━━━━━ EXTRACTED ENTRIES

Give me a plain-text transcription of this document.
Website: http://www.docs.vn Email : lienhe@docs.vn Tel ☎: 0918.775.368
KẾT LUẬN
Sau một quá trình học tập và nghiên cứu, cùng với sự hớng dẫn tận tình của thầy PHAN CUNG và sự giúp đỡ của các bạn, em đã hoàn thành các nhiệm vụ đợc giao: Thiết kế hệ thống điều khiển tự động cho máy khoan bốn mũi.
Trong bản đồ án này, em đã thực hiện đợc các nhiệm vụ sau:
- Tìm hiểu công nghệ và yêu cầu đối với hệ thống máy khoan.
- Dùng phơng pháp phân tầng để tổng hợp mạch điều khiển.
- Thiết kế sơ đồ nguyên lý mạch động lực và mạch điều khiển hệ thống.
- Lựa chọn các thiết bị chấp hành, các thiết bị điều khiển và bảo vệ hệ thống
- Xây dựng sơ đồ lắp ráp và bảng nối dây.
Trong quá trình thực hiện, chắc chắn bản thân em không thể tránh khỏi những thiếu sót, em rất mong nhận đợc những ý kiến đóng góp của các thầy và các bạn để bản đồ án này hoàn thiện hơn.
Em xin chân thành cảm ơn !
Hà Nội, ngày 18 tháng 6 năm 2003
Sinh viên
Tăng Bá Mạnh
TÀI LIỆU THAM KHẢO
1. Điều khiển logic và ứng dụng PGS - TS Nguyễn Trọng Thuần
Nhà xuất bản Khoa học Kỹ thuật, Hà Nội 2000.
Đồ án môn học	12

━━━━━━━━━━

WHAT THE TASK REQUIRES
Retype all of the data shown above, word for word.

TASK OUTPUT
Give me a plain-text transcription of this document.
Website: http://www.docs.vn Email : lienhe@docs.vn Tel ☎: 0918.775.368
KẾT LUẬN
Sau một quá trình học tập và nghiên cứu, cùng với sự hớng dẫn tận tình của thầy PHAN CUNG và sự giúp đỡ của các bạn, em đã hoàn thành các nhiệm vụ đợc giao: Thiết kế hệ thống điều khiển tự động cho máy khoan bốn mũi.
Trong bản đồ án này, em đã thực hiện đợc các nhiệm vụ sau:
- Tìm hiểu công nghệ và yêu cầu đối với hệ thống máy khoan.
- Dùng phơng pháp phân tầng để tổng hợp mạch điều khiển.
- Thiết kế sơ đồ nguyên lý mạch động lực và mạch điều khiển hệ thống.
- Lựa chọn các thiết bị chấp hành, các thiết bị điều khiển và bảo vệ hệ thống
- Xây dựng sơ đồ lắp ráp và bảng nối dây.
Trong quá trình thực hiện, chắc chắn bản thân em không thể tránh khỏi những thiếu sót, em rất mong nhận đợc những ý kiến đóng góp của các thầy và các bạn để bản đồ án này hoàn thiện hơn.
Em xin chân thành cảm ơn !
Hà Nội, ngày 18 tháng 6 năm 2003
Sinh viên
Tăng Bá Mạnh
TÀI LIỆU THAM KHẢO
1. Điều khiển logic và ứng dụng PGS - TS Nguyễn Trọng Thuần
Nhà xuất bản Khoa học Kỹ thuật, Hà Nội 2000.
Đồ án môn học	12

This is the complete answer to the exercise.